> _Problem to work on_:
Copy out every record below exactly as written, but leave out any pictures.

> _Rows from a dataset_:
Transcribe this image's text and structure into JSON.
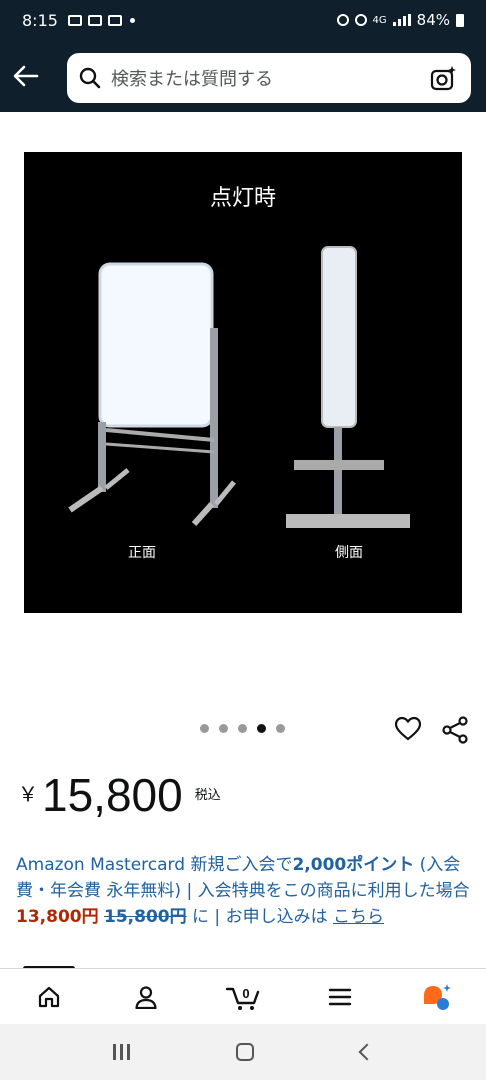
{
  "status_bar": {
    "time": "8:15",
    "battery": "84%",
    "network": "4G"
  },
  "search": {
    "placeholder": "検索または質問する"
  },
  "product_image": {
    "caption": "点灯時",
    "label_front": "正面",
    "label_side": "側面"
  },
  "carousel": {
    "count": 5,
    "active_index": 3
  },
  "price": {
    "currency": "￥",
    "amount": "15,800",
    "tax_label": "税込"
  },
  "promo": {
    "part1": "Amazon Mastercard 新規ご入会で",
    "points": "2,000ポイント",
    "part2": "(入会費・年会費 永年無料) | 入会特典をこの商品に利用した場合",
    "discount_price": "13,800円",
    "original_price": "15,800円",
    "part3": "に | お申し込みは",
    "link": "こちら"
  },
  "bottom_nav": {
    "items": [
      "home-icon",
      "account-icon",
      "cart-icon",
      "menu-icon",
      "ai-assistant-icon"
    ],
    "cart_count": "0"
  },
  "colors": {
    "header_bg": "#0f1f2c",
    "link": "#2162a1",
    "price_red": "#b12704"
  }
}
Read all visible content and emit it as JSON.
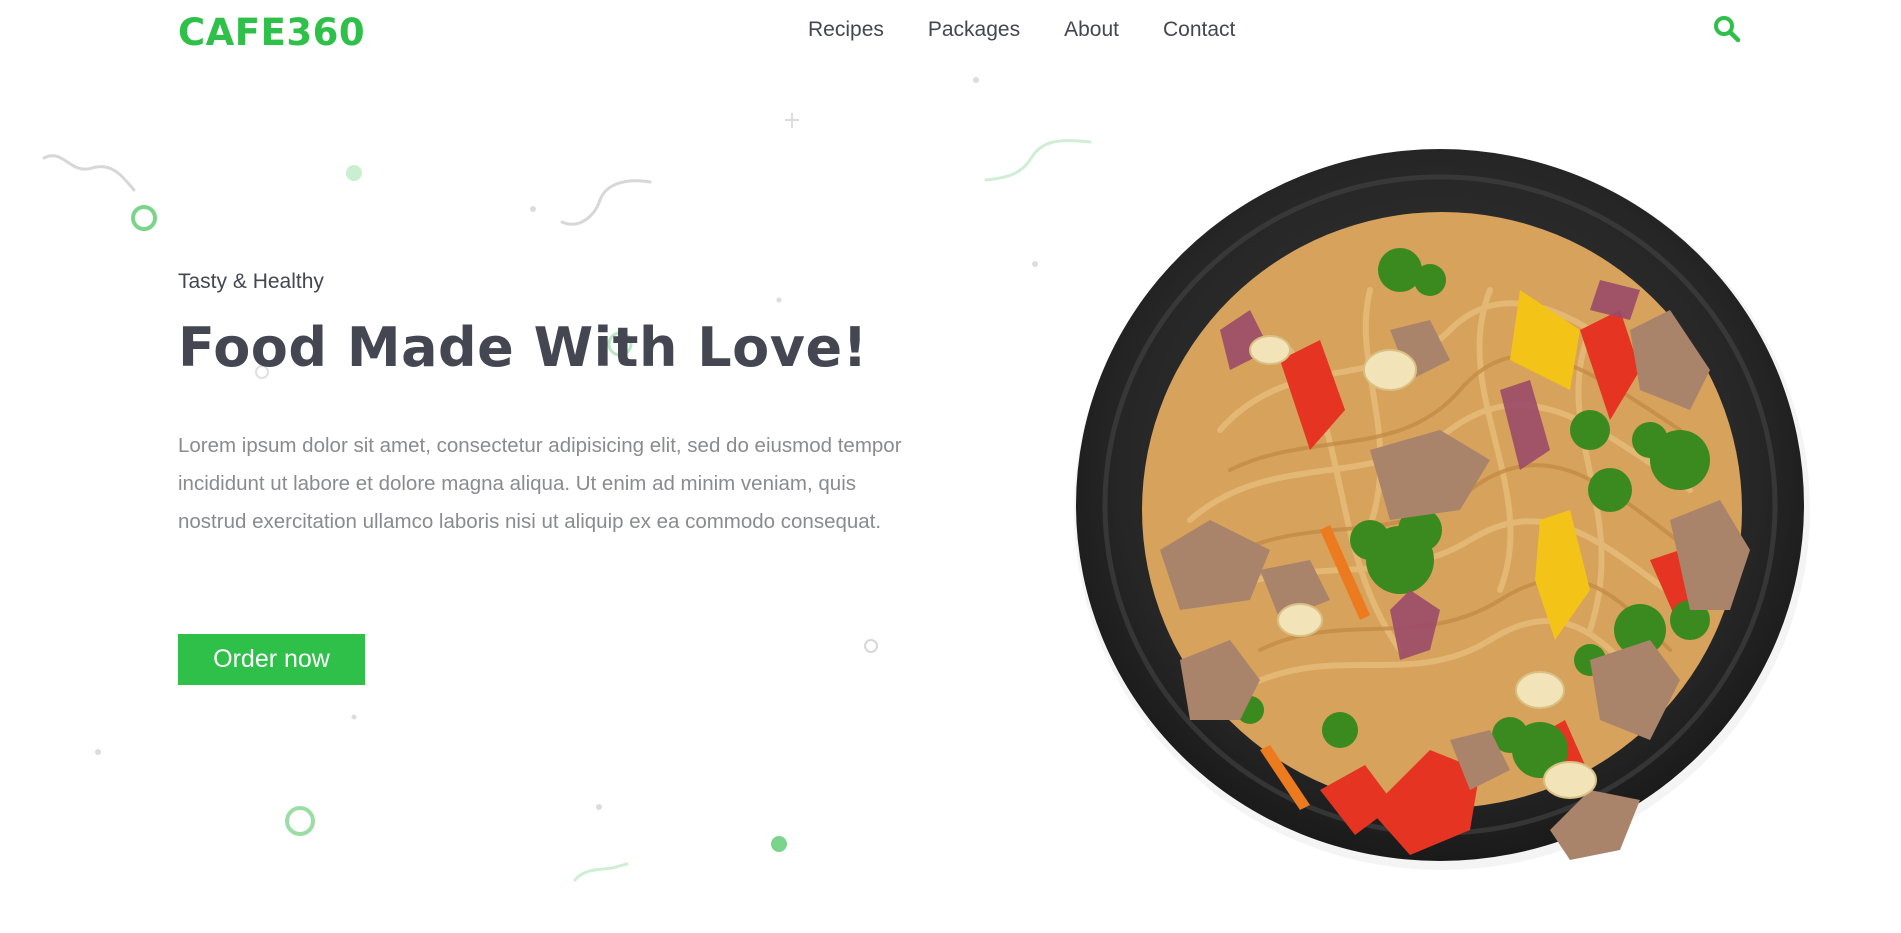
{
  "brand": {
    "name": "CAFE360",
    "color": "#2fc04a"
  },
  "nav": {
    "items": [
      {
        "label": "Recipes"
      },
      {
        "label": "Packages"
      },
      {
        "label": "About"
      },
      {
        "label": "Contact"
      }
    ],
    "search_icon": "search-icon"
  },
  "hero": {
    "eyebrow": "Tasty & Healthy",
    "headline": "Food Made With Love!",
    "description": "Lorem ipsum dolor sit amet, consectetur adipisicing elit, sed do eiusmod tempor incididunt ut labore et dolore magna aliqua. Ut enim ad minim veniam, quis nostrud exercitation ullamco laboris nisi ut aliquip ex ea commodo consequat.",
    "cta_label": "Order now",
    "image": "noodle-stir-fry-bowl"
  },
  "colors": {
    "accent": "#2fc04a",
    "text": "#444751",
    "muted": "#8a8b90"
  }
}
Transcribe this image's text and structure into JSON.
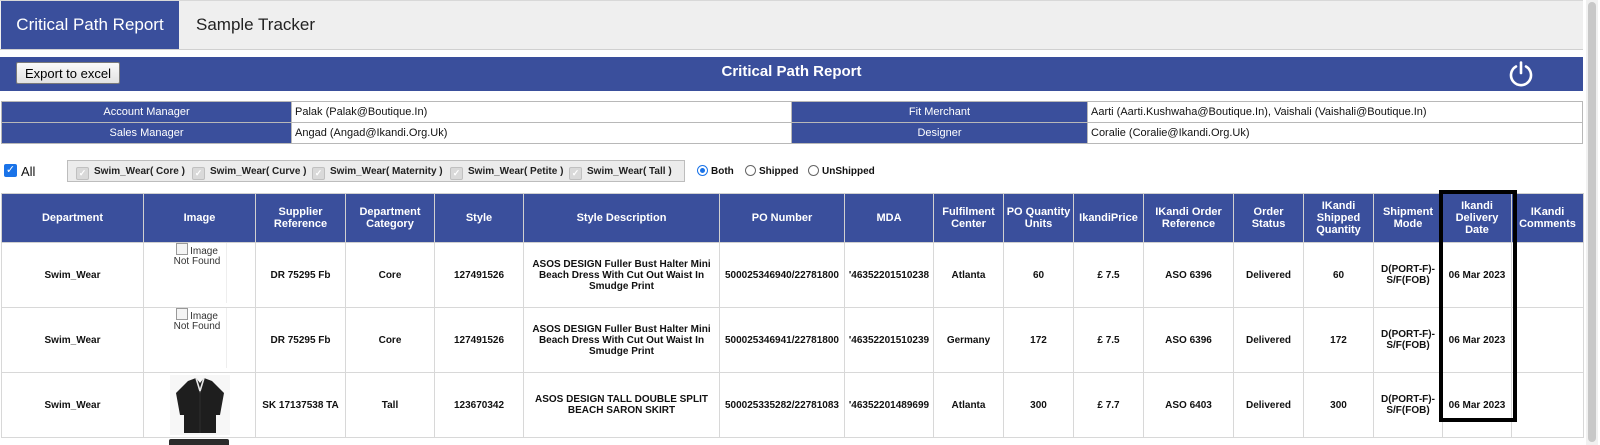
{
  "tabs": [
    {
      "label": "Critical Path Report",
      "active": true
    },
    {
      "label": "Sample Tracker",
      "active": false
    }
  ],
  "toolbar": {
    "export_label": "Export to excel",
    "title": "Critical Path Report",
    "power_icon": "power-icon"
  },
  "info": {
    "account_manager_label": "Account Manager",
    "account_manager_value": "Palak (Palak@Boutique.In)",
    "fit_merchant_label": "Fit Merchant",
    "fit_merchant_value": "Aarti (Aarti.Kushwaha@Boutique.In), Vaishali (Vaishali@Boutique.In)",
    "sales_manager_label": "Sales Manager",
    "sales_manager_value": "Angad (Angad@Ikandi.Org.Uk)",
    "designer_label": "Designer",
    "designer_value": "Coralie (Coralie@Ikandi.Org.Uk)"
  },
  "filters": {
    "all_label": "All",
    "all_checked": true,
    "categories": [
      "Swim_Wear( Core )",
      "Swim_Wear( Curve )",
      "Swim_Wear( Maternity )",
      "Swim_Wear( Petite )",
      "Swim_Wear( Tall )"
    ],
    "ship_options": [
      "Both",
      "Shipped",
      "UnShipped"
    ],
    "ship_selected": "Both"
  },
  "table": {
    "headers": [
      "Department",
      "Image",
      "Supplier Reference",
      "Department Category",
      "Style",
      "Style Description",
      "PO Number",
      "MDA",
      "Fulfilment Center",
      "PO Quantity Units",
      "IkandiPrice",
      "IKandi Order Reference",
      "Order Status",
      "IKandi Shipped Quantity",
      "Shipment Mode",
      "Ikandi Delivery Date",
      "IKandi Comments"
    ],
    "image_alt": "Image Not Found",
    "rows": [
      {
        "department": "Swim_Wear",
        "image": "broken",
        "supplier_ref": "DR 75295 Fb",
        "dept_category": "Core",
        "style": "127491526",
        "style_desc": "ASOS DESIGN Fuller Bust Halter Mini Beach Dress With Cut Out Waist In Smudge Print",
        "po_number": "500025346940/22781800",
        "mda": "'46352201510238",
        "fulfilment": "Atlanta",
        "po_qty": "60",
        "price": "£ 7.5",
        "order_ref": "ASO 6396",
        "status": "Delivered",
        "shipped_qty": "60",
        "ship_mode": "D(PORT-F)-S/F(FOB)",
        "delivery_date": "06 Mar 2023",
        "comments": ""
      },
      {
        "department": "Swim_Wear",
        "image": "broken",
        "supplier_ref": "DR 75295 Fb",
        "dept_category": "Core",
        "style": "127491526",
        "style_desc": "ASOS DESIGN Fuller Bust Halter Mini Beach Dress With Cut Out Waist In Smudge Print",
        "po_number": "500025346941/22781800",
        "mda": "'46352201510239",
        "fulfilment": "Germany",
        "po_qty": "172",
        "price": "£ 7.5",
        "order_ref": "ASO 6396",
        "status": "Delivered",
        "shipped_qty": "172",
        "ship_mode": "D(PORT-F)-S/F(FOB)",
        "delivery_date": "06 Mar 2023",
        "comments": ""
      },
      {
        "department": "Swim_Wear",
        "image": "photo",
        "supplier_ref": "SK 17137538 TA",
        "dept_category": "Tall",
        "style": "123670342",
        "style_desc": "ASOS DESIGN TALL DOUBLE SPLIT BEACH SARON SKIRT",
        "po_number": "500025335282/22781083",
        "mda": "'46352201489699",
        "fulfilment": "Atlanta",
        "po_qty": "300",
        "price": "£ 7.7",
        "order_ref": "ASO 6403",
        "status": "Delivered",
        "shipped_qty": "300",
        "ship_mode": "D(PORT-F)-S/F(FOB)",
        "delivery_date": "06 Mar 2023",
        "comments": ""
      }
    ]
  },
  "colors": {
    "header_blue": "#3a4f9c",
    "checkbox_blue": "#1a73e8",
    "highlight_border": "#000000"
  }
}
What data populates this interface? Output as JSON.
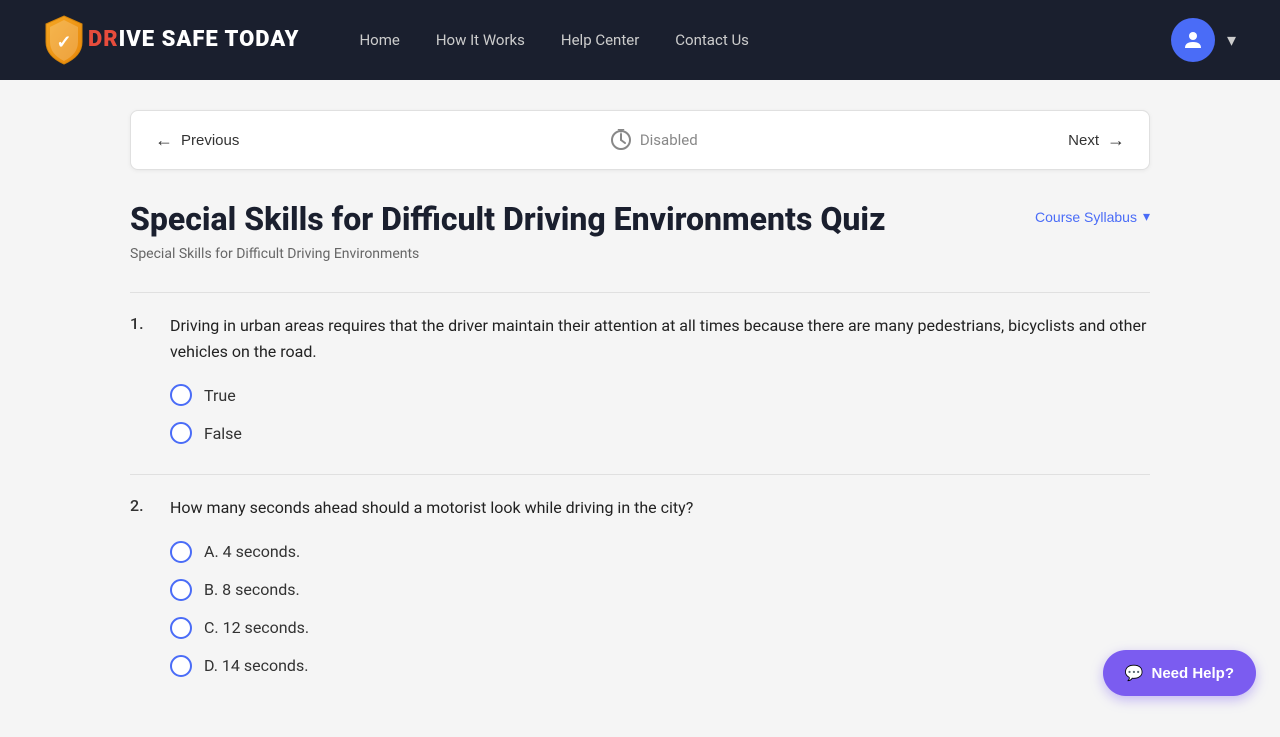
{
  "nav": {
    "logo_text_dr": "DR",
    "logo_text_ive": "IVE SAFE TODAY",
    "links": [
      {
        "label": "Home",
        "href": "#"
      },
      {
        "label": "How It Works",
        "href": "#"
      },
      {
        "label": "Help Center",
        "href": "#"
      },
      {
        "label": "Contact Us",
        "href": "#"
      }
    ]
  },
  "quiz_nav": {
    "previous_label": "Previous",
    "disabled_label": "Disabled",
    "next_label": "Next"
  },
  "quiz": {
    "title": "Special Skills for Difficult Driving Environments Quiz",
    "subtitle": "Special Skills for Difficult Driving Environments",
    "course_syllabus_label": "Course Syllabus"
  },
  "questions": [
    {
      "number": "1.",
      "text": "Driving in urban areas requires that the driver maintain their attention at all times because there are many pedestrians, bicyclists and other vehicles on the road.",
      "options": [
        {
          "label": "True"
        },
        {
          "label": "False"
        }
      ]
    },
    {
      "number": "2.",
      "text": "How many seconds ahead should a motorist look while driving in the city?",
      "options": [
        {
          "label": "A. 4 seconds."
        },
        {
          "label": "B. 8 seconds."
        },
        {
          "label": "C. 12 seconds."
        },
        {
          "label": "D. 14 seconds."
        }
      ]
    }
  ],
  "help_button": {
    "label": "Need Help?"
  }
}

> _Written solution_:
Transcribe this image's text and structure into JSON.
{
  "status_bar": {
    "time": "8:15",
    "battery": "84%",
    "network": "4G"
  },
  "search": {
    "placeholder": "検索または質問する"
  },
  "product_image": {
    "caption": "点灯時",
    "label_front": "正面",
    "label_side": "側面"
  },
  "carousel": {
    "count": 5,
    "active_index": 3
  },
  "price": {
    "currency": "￥",
    "amount": "15,800",
    "tax_label": "税込"
  },
  "promo": {
    "part1": "Amazon Mastercard 新規ご入会で",
    "points": "2,000ポイント",
    "part2": "(入会費・年会費 永年無料) | 入会特典をこの商品に利用した場合",
    "discount_price": "13,800円",
    "original_price": "15,800円",
    "part3": "に | お申し込みは",
    "link": "こちら"
  },
  "bottom_nav": {
    "items": [
      "home-icon",
      "account-icon",
      "cart-icon",
      "menu-icon",
      "ai-assistant-icon"
    ],
    "cart_count": "0"
  },
  "colors": {
    "header_bg": "#0f1f2c",
    "link": "#2162a1",
    "price_red": "#b12704"
  }
}
Read all visible content and emit it as JSON.
{
  "brand": {
    "name": "CAFE360",
    "color": "#2fc04a"
  },
  "nav": {
    "items": [
      {
        "label": "Recipes"
      },
      {
        "label": "Packages"
      },
      {
        "label": "About"
      },
      {
        "label": "Contact"
      }
    ],
    "search_icon": "search-icon"
  },
  "hero": {
    "eyebrow": "Tasty & Healthy",
    "headline": "Food Made With Love!",
    "description": "Lorem ipsum dolor sit amet, consectetur adipisicing elit, sed do eiusmod tempor incididunt ut labore et dolore magna aliqua. Ut enim ad minim veniam, quis nostrud exercitation ullamco laboris nisi ut aliquip ex ea commodo consequat.",
    "cta_label": "Order now",
    "image": "noodle-stir-fry-bowl"
  },
  "colors": {
    "accent": "#2fc04a",
    "text": "#444751",
    "muted": "#8a8b90"
  }
}
Transcribe this image's text and structure into JSON.
{
  "tabs": [
    {
      "label": "Critical Path Report",
      "active": true
    },
    {
      "label": "Sample Tracker",
      "active": false
    }
  ],
  "toolbar": {
    "export_label": "Export to excel",
    "title": "Critical Path Report",
    "power_icon": "power-icon"
  },
  "info": {
    "account_manager_label": "Account Manager",
    "account_manager_value": "Palak (Palak@Boutique.In)",
    "fit_merchant_label": "Fit Merchant",
    "fit_merchant_value": "Aarti (Aarti.Kushwaha@Boutique.In), Vaishali (Vaishali@Boutique.In)",
    "sales_manager_label": "Sales Manager",
    "sales_manager_value": "Angad (Angad@Ikandi.Org.Uk)",
    "designer_label": "Designer",
    "designer_value": "Coralie (Coralie@Ikandi.Org.Uk)"
  },
  "filters": {
    "all_label": "All",
    "all_checked": true,
    "categories": [
      "Swim_Wear( Core )",
      "Swim_Wear( Curve )",
      "Swim_Wear( Maternity )",
      "Swim_Wear( Petite )",
      "Swim_Wear( Tall )"
    ],
    "ship_options": [
      "Both",
      "Shipped",
      "UnShipped"
    ],
    "ship_selected": "Both"
  },
  "table": {
    "headers": [
      "Department",
      "Image",
      "Supplier Reference",
      "Department Category",
      "Style",
      "Style Description",
      "PO Number",
      "MDA",
      "Fulfilment Center",
      "PO Quantity Units",
      "IkandiPrice",
      "IKandi Order Reference",
      "Order Status",
      "IKandi Shipped Quantity",
      "Shipment Mode",
      "Ikandi Delivery Date",
      "IKandi Comments"
    ],
    "image_alt": "Image Not Found",
    "rows": [
      {
        "department": "Swim_Wear",
        "image": "broken",
        "supplier_ref": "DR 75295 Fb",
        "dept_category": "Core",
        "style": "127491526",
        "style_desc": "ASOS DESIGN Fuller Bust Halter Mini Beach Dress With Cut Out Waist In Smudge Print",
        "po_number": "500025346940/22781800",
        "mda": "'46352201510238",
        "fulfilment": "Atlanta",
        "po_qty": "60",
        "price": "£ 7.5",
        "order_ref": "ASO 6396",
        "status": "Delivered",
        "shipped_qty": "60",
        "ship_mode": "D(PORT-F)-S/F(FOB)",
        "delivery_date": "06 Mar 2023",
        "comments": ""
      },
      {
        "department": "Swim_Wear",
        "image": "broken",
        "supplier_ref": "DR 75295 Fb",
        "dept_category": "Core",
        "style": "127491526",
        "style_desc": "ASOS DESIGN Fuller Bust Halter Mini Beach Dress With Cut Out Waist In Smudge Print",
        "po_number": "500025346941/22781800",
        "mda": "'46352201510239",
        "fulfilment": "Germany",
        "po_qty": "172",
        "price": "£ 7.5",
        "order_ref": "ASO 6396",
        "status": "Delivered",
        "shipped_qty": "172",
        "ship_mode": "D(PORT-F)-S/F(FOB)",
        "delivery_date": "06 Mar 2023",
        "comments": ""
      },
      {
        "department": "Swim_Wear",
        "image": "photo",
        "supplier_ref": "SK 17137538 TA",
        "dept_category": "Tall",
        "style": "123670342",
        "style_desc": "ASOS DESIGN TALL DOUBLE SPLIT BEACH SARON SKIRT",
        "po_number": "500025335282/22781083",
        "mda": "'46352201489699",
        "fulfilment": "Atlanta",
        "po_qty": "300",
        "price": "£ 7.7",
        "order_ref": "ASO 6403",
        "status": "Delivered",
        "shipped_qty": "300",
        "ship_mode": "D(PORT-F)-S/F(FOB)",
        "delivery_date": "06 Mar 2023",
        "comments": ""
      }
    ]
  },
  "colors": {
    "header_blue": "#3a4f9c",
    "checkbox_blue": "#1a73e8",
    "highlight_border": "#000000"
  }
}
What data populates this interface? Output as JSON.
{
  "nav": {
    "logo_text_dr": "DR",
    "logo_text_ive": "IVE SAFE TODAY",
    "links": [
      {
        "label": "Home",
        "href": "#"
      },
      {
        "label": "How It Works",
        "href": "#"
      },
      {
        "label": "Help Center",
        "href": "#"
      },
      {
        "label": "Contact Us",
        "href": "#"
      }
    ]
  },
  "quiz_nav": {
    "previous_label": "Previous",
    "disabled_label": "Disabled",
    "next_label": "Next"
  },
  "quiz": {
    "title": "Special Skills for Difficult Driving Environments Quiz",
    "subtitle": "Special Skills for Difficult Driving Environments",
    "course_syllabus_label": "Course Syllabus"
  },
  "questions": [
    {
      "number": "1.",
      "text": "Driving in urban areas requires that the driver maintain their attention at all times because there are many pedestrians, bicyclists and other vehicles on the road.",
      "options": [
        {
          "label": "True"
        },
        {
          "label": "False"
        }
      ]
    },
    {
      "number": "2.",
      "text": "How many seconds ahead should a motorist look while driving in the city?",
      "options": [
        {
          "label": "A. 4 seconds."
        },
        {
          "label": "B. 8 seconds."
        },
        {
          "label": "C. 12 seconds."
        },
        {
          "label": "D. 14 seconds."
        }
      ]
    }
  ],
  "help_button": {
    "label": "Need Help?"
  }
}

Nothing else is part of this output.